* [DIRECTIONS]: Any picture among the records should be left out, please; retype the rest exactly.

* [EXCERPTED DATA]:
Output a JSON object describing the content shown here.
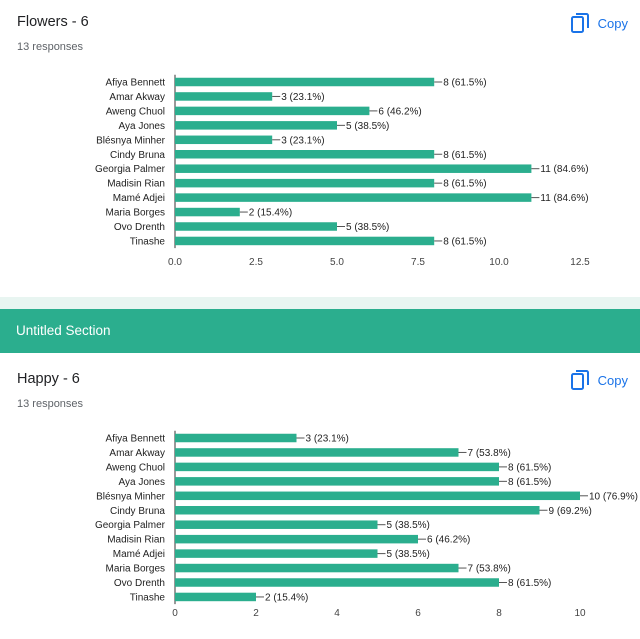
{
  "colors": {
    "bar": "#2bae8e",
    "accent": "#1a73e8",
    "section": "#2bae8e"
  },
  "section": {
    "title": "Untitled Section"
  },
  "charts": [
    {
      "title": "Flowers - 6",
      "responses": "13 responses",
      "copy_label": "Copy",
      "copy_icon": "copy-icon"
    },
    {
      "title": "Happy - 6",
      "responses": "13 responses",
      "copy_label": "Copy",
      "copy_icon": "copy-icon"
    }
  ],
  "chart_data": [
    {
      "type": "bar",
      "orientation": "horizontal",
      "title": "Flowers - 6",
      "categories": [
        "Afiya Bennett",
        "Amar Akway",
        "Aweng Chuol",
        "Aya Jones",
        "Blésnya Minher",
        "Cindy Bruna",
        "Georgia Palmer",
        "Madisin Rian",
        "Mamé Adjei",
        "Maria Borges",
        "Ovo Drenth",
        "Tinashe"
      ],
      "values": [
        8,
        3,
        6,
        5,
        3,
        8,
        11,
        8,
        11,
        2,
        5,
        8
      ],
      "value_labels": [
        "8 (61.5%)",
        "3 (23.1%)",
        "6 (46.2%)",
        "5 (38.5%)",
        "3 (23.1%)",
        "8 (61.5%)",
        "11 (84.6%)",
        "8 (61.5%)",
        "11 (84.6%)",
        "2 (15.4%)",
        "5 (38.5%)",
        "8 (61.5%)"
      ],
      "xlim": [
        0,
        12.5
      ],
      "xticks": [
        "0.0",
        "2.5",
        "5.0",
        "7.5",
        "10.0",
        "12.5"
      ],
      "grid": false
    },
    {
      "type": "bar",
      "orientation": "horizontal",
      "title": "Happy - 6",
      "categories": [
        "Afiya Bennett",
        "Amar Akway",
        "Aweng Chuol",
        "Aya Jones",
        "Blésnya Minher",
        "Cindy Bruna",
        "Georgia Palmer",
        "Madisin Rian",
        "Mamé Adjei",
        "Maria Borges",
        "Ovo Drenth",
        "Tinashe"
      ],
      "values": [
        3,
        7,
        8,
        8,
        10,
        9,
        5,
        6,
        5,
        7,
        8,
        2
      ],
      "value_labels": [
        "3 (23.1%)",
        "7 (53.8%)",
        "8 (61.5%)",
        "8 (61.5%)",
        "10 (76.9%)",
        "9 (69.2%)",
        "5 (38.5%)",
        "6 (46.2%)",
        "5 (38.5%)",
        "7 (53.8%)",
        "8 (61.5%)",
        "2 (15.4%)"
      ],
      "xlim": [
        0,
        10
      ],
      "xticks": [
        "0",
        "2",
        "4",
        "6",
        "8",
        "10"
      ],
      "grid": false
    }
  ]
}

* [RESPONSE]:
Output a JSON object describing the content shown here.
{
  "colors": {
    "bar": "#2bae8e",
    "accent": "#1a73e8",
    "section": "#2bae8e"
  },
  "section": {
    "title": "Untitled Section"
  },
  "charts": [
    {
      "title": "Flowers - 6",
      "responses": "13 responses",
      "copy_label": "Copy",
      "copy_icon": "copy-icon"
    },
    {
      "title": "Happy - 6",
      "responses": "13 responses",
      "copy_label": "Copy",
      "copy_icon": "copy-icon"
    }
  ],
  "chart_data": [
    {
      "type": "bar",
      "orientation": "horizontal",
      "title": "Flowers - 6",
      "categories": [
        "Afiya Bennett",
        "Amar Akway",
        "Aweng Chuol",
        "Aya Jones",
        "Blésnya Minher",
        "Cindy Bruna",
        "Georgia Palmer",
        "Madisin Rian",
        "Mamé Adjei",
        "Maria Borges",
        "Ovo Drenth",
        "Tinashe"
      ],
      "values": [
        8,
        3,
        6,
        5,
        3,
        8,
        11,
        8,
        11,
        2,
        5,
        8
      ],
      "value_labels": [
        "8 (61.5%)",
        "3 (23.1%)",
        "6 (46.2%)",
        "5 (38.5%)",
        "3 (23.1%)",
        "8 (61.5%)",
        "11 (84.6%)",
        "8 (61.5%)",
        "11 (84.6%)",
        "2 (15.4%)",
        "5 (38.5%)",
        "8 (61.5%)"
      ],
      "xlim": [
        0,
        12.5
      ],
      "xticks": [
        "0.0",
        "2.5",
        "5.0",
        "7.5",
        "10.0",
        "12.5"
      ],
      "grid": false
    },
    {
      "type": "bar",
      "orientation": "horizontal",
      "title": "Happy - 6",
      "categories": [
        "Afiya Bennett",
        "Amar Akway",
        "Aweng Chuol",
        "Aya Jones",
        "Blésnya Minher",
        "Cindy Bruna",
        "Georgia Palmer",
        "Madisin Rian",
        "Mamé Adjei",
        "Maria Borges",
        "Ovo Drenth",
        "Tinashe"
      ],
      "values": [
        3,
        7,
        8,
        8,
        10,
        9,
        5,
        6,
        5,
        7,
        8,
        2
      ],
      "value_labels": [
        "3 (23.1%)",
        "7 (53.8%)",
        "8 (61.5%)",
        "8 (61.5%)",
        "10 (76.9%)",
        "9 (69.2%)",
        "5 (38.5%)",
        "6 (46.2%)",
        "5 (38.5%)",
        "7 (53.8%)",
        "8 (61.5%)",
        "2 (15.4%)"
      ],
      "xlim": [
        0,
        10
      ],
      "xticks": [
        "0",
        "2",
        "4",
        "6",
        "8",
        "10"
      ],
      "grid": false
    }
  ]
}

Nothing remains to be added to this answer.